(Directive):
Copy out all the lines where "Ranging" shows up.

(Provided information):
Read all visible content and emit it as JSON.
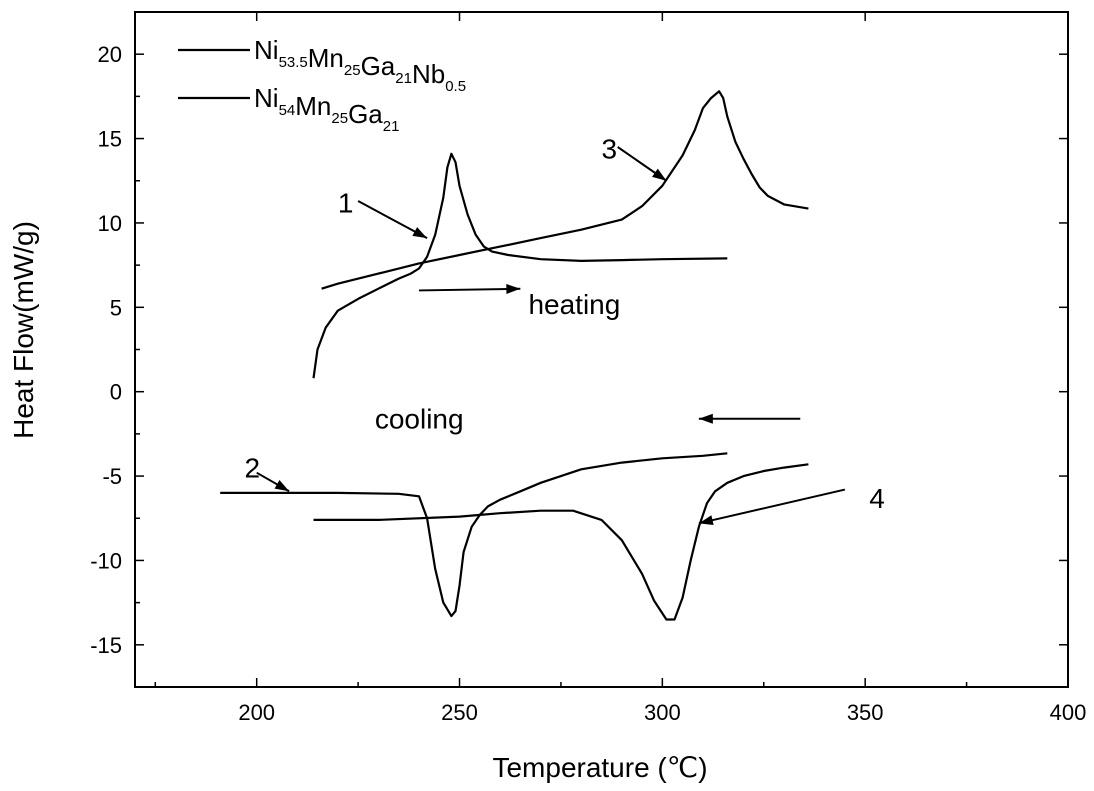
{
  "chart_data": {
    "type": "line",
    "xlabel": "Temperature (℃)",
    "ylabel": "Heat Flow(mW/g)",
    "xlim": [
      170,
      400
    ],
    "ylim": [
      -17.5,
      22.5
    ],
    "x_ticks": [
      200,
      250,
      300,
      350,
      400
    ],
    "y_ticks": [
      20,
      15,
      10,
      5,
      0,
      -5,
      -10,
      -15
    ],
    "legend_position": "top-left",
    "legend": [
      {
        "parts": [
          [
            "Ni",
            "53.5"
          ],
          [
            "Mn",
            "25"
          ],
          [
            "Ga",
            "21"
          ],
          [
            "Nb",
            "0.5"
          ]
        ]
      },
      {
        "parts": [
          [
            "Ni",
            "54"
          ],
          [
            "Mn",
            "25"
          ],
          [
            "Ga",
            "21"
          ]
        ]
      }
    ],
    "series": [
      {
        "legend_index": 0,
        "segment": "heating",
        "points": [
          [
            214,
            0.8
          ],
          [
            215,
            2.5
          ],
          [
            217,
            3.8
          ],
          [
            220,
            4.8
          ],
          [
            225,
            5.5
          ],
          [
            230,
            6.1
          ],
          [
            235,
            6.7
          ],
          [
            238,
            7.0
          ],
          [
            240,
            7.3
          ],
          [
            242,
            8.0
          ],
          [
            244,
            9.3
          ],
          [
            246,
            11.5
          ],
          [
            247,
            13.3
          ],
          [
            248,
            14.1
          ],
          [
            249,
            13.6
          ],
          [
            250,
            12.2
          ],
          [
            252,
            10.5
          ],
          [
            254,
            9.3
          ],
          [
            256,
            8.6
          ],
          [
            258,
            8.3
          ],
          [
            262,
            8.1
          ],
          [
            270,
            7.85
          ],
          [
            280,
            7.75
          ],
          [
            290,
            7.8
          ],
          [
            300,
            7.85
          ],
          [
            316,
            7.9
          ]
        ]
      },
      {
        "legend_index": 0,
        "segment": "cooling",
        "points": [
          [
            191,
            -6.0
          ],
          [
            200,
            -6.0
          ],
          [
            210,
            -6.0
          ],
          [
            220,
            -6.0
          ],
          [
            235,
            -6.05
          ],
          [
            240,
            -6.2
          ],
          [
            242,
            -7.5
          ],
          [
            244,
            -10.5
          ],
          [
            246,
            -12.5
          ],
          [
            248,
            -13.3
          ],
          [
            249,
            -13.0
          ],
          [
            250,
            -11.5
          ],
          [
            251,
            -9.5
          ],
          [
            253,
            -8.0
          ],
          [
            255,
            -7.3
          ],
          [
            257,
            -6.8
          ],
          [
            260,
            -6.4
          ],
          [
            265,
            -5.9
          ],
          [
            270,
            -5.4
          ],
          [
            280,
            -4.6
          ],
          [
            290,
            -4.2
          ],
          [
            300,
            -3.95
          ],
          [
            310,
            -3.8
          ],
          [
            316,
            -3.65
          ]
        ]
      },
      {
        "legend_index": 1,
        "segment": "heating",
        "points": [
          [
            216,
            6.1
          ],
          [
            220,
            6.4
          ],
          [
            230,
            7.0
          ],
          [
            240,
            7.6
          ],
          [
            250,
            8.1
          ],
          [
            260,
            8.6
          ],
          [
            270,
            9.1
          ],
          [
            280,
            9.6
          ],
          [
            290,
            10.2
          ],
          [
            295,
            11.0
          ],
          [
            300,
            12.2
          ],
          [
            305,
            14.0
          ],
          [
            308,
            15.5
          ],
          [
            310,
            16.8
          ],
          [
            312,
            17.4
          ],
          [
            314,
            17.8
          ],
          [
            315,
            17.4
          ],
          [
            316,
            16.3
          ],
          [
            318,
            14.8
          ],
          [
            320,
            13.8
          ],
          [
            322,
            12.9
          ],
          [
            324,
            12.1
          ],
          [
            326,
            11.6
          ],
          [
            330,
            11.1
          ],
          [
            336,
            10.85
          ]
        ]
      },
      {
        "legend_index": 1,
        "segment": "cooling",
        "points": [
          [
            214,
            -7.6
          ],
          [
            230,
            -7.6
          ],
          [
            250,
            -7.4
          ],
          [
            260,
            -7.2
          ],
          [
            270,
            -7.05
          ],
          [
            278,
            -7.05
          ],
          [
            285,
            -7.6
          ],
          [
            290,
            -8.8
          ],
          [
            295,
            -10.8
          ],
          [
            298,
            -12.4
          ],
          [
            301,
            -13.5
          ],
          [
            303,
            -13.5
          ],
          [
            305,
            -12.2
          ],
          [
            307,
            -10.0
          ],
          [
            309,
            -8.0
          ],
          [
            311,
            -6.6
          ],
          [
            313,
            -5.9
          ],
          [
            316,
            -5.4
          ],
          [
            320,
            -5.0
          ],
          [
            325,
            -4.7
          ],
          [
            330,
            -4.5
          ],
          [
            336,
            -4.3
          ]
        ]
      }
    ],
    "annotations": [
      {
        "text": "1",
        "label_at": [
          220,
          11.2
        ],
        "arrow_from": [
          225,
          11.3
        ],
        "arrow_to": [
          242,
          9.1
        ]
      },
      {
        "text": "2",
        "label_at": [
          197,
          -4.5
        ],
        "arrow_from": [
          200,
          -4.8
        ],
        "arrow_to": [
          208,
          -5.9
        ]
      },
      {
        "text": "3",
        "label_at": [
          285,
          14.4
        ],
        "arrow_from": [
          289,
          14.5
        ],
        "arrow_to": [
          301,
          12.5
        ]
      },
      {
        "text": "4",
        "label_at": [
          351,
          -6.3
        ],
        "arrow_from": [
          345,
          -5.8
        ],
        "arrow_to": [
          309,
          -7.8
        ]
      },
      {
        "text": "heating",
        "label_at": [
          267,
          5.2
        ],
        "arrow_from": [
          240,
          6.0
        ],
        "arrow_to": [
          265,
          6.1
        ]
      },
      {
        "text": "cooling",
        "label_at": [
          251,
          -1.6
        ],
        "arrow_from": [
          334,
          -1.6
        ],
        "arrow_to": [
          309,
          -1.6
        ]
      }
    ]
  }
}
==
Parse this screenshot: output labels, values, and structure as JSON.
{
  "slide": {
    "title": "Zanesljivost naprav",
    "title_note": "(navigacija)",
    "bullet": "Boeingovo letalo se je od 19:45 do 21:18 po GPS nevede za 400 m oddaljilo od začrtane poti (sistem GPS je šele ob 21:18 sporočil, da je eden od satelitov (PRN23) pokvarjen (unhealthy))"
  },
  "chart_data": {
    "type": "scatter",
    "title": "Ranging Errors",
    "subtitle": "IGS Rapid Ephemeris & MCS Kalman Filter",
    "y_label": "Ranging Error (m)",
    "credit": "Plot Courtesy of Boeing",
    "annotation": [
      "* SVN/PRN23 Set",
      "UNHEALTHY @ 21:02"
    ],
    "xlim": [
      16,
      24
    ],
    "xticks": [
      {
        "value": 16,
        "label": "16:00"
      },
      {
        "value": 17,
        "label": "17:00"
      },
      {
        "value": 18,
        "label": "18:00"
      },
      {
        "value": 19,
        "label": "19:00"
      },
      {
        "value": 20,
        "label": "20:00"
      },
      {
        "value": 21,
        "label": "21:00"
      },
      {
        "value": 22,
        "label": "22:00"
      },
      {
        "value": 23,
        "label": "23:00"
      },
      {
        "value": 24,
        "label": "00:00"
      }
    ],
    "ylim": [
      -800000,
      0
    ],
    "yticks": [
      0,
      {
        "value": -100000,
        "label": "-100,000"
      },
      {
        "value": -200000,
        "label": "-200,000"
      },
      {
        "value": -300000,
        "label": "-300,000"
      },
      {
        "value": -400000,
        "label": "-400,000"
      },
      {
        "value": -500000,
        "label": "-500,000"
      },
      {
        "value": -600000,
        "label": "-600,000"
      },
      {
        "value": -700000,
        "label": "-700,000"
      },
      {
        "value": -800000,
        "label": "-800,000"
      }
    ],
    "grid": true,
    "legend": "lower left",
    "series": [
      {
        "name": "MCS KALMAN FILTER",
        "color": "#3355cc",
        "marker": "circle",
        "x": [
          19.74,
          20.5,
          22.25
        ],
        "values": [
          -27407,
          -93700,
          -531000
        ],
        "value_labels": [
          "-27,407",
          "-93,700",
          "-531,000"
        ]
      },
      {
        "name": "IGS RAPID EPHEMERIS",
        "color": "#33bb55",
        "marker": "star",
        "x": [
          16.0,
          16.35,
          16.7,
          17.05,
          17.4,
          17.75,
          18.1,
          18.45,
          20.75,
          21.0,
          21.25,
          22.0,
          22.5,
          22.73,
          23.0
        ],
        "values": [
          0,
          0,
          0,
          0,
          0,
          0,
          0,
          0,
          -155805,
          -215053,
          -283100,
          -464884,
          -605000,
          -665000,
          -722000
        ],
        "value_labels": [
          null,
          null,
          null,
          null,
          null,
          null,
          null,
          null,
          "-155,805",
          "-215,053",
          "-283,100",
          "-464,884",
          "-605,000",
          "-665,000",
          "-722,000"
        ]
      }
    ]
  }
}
---
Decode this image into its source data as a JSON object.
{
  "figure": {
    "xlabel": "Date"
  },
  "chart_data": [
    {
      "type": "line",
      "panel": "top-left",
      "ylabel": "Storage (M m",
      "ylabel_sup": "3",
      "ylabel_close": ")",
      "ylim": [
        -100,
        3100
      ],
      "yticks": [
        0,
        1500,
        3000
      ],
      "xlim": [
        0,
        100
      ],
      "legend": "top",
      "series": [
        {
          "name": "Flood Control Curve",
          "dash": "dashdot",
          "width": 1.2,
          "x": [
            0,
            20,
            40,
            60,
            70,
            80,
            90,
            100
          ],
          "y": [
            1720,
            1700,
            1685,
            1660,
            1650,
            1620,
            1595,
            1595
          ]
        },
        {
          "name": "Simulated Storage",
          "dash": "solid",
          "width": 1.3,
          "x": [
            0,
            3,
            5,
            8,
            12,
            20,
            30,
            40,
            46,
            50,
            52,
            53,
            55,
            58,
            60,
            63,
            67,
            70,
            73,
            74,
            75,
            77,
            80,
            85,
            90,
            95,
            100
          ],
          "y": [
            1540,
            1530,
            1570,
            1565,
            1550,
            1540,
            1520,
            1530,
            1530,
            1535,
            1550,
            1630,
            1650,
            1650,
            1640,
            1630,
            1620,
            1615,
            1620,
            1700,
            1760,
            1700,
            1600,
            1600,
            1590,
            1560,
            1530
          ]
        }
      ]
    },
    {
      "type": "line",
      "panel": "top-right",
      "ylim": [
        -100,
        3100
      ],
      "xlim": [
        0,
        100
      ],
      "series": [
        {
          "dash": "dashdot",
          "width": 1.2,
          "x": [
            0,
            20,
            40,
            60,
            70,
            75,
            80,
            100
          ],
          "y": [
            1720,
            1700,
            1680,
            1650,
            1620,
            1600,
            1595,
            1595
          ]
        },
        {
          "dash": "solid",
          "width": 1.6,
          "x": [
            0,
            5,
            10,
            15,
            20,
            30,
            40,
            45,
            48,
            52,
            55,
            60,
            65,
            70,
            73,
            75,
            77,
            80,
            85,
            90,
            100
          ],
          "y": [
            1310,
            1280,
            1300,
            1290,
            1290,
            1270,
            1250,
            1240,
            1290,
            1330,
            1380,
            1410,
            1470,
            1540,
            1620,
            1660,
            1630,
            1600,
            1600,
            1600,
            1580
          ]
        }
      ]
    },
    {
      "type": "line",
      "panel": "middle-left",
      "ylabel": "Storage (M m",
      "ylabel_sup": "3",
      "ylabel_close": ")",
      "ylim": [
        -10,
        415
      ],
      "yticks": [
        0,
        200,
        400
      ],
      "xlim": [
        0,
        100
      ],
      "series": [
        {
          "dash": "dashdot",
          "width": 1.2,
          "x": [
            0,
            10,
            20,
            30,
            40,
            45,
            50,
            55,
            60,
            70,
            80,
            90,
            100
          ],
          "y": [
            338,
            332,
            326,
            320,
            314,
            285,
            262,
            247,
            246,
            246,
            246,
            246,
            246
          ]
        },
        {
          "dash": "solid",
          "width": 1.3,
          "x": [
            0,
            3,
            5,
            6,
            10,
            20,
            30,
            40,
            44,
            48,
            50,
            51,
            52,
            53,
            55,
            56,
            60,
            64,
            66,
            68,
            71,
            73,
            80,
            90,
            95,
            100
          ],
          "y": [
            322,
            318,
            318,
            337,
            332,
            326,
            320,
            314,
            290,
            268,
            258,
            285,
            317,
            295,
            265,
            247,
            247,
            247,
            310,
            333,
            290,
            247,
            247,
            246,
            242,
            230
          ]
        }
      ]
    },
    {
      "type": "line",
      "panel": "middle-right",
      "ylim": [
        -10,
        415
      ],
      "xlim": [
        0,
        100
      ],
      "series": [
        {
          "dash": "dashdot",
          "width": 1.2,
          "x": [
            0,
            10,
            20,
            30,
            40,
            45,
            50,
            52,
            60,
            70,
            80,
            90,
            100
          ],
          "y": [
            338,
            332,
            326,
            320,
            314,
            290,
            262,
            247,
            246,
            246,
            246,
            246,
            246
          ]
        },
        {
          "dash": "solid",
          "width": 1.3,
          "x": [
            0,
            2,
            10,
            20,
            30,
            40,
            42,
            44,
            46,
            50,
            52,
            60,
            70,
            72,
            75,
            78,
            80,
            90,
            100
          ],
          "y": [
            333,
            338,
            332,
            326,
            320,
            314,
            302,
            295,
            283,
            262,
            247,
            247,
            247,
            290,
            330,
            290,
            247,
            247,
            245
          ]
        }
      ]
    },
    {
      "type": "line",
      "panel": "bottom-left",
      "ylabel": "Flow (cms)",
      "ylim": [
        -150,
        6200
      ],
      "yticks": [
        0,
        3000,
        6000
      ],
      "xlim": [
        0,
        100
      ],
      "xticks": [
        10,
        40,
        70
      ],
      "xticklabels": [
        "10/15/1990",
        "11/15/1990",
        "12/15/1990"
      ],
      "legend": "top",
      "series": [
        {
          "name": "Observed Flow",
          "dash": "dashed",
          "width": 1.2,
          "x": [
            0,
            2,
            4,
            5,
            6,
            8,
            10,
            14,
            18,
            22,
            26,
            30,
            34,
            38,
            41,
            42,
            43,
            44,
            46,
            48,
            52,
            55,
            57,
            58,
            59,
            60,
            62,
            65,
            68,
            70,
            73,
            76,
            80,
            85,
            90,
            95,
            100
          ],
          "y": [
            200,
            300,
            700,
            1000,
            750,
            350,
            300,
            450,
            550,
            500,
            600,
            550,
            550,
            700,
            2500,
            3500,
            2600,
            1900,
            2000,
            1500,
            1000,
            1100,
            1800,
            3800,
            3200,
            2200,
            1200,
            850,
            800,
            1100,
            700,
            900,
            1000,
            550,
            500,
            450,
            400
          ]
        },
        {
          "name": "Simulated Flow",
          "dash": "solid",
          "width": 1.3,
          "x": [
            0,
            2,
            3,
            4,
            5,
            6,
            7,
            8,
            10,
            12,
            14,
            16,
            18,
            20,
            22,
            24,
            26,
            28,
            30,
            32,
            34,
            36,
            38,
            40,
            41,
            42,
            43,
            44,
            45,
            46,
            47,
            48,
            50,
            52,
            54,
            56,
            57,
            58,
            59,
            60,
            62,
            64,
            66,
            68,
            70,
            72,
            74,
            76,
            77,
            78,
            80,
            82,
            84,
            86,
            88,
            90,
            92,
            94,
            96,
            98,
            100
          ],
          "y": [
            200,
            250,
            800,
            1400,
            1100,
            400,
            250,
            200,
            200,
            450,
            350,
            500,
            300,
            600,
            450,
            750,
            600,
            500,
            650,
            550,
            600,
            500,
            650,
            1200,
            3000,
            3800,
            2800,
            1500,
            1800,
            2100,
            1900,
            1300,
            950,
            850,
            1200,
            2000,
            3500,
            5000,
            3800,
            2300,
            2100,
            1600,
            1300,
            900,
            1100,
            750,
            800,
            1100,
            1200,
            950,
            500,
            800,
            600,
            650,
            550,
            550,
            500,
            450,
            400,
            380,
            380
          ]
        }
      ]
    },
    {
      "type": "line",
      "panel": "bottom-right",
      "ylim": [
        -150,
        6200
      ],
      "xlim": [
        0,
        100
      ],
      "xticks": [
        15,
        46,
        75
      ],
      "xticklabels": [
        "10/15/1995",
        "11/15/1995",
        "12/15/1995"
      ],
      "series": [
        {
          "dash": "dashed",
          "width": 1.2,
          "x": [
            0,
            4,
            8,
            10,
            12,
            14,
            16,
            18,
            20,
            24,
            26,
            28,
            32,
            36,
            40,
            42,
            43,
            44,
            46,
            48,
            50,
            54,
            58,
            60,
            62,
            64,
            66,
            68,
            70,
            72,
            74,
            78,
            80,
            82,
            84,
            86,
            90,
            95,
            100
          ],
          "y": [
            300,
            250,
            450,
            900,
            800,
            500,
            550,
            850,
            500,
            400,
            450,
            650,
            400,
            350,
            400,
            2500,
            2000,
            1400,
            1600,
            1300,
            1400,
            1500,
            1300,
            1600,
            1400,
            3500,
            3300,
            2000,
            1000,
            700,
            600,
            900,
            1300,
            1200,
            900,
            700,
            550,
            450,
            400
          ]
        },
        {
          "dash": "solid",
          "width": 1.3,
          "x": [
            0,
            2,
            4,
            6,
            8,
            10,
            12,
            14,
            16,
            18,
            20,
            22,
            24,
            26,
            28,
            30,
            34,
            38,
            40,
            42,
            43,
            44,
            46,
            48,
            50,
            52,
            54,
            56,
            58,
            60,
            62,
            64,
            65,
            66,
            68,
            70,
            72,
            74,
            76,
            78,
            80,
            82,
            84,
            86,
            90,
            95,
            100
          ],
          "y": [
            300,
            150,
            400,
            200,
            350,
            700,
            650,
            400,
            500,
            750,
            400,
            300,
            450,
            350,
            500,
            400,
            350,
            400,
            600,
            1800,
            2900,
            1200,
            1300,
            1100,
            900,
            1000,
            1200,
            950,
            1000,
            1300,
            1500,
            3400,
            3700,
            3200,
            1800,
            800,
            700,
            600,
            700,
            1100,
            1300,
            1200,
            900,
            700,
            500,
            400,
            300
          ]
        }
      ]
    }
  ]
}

(Answer to this problem):
    "title": "Ranging Errors",
    "y_label": "Ranging Error (m)",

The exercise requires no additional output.